### OBJECTIVE:
Identify the lines that contain the word "title" and copy each one.

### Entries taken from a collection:
begin
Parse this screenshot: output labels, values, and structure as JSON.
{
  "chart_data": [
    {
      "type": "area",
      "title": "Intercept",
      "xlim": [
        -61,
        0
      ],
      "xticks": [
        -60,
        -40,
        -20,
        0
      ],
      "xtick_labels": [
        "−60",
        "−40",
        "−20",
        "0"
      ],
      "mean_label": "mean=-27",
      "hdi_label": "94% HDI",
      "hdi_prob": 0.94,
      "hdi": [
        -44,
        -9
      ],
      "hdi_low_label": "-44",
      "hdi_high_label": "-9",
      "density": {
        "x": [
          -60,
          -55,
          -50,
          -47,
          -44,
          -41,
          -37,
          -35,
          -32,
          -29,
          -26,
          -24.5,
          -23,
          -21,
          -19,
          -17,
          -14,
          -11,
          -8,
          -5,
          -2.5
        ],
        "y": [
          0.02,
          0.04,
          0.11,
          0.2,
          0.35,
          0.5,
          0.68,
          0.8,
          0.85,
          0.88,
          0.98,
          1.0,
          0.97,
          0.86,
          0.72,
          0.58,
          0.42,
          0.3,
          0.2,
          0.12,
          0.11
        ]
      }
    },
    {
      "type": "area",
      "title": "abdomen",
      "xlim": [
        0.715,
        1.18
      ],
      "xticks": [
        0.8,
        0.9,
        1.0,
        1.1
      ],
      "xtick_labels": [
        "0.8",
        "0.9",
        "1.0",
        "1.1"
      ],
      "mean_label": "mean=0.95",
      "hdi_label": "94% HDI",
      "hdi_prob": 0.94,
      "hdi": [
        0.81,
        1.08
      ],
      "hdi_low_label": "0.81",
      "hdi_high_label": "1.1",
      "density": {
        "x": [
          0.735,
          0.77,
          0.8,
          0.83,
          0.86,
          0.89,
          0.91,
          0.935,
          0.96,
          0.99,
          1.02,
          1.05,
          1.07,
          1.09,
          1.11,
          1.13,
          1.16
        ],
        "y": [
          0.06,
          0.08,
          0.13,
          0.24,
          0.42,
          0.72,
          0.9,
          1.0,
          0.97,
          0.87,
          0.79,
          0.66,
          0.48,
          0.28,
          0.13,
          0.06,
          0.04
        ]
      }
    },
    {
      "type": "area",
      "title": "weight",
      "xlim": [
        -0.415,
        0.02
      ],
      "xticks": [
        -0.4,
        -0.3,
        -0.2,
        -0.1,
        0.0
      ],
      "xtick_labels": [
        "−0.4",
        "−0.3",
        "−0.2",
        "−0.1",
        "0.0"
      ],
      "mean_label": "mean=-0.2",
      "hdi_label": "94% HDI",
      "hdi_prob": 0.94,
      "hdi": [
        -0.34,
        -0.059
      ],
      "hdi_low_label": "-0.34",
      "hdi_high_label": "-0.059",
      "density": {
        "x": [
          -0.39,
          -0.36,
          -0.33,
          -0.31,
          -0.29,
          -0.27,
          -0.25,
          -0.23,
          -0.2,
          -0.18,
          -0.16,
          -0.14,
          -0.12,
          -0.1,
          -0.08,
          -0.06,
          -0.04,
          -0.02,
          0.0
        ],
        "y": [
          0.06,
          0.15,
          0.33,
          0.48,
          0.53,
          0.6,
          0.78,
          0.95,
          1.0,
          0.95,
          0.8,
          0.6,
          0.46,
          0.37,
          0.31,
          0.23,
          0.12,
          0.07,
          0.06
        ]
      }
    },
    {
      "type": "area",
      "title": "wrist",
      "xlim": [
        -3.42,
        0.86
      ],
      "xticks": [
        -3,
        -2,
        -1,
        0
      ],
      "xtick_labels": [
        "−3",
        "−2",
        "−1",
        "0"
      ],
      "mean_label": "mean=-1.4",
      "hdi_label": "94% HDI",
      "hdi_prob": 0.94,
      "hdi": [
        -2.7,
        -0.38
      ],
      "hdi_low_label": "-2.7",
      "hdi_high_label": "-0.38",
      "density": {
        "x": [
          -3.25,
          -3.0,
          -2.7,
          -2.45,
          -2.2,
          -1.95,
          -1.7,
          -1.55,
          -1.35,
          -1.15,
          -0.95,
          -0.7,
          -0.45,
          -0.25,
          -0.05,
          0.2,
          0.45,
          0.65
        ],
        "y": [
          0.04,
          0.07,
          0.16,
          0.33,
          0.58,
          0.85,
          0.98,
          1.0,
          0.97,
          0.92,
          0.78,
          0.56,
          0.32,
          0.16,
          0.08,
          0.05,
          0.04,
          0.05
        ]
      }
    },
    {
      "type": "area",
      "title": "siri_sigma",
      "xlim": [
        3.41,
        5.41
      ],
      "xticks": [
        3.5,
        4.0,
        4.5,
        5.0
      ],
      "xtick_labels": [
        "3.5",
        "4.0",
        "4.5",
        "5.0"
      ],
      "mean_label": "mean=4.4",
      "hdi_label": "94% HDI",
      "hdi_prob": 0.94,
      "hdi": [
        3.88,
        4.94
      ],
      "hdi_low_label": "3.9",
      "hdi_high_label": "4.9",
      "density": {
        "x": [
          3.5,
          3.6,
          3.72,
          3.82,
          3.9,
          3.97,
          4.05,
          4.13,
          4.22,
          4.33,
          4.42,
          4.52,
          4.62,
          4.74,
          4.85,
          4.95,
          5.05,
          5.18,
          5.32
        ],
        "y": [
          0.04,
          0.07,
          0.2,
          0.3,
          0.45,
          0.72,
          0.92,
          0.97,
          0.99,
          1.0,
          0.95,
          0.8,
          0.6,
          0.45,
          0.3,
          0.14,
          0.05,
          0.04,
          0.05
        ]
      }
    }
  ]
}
end
### THE RESPONSE:
      "title": "Intercept",
      "title": "abdomen",
      "title": "weight",
      "title": "wrist",
      "title": "siri_sigma",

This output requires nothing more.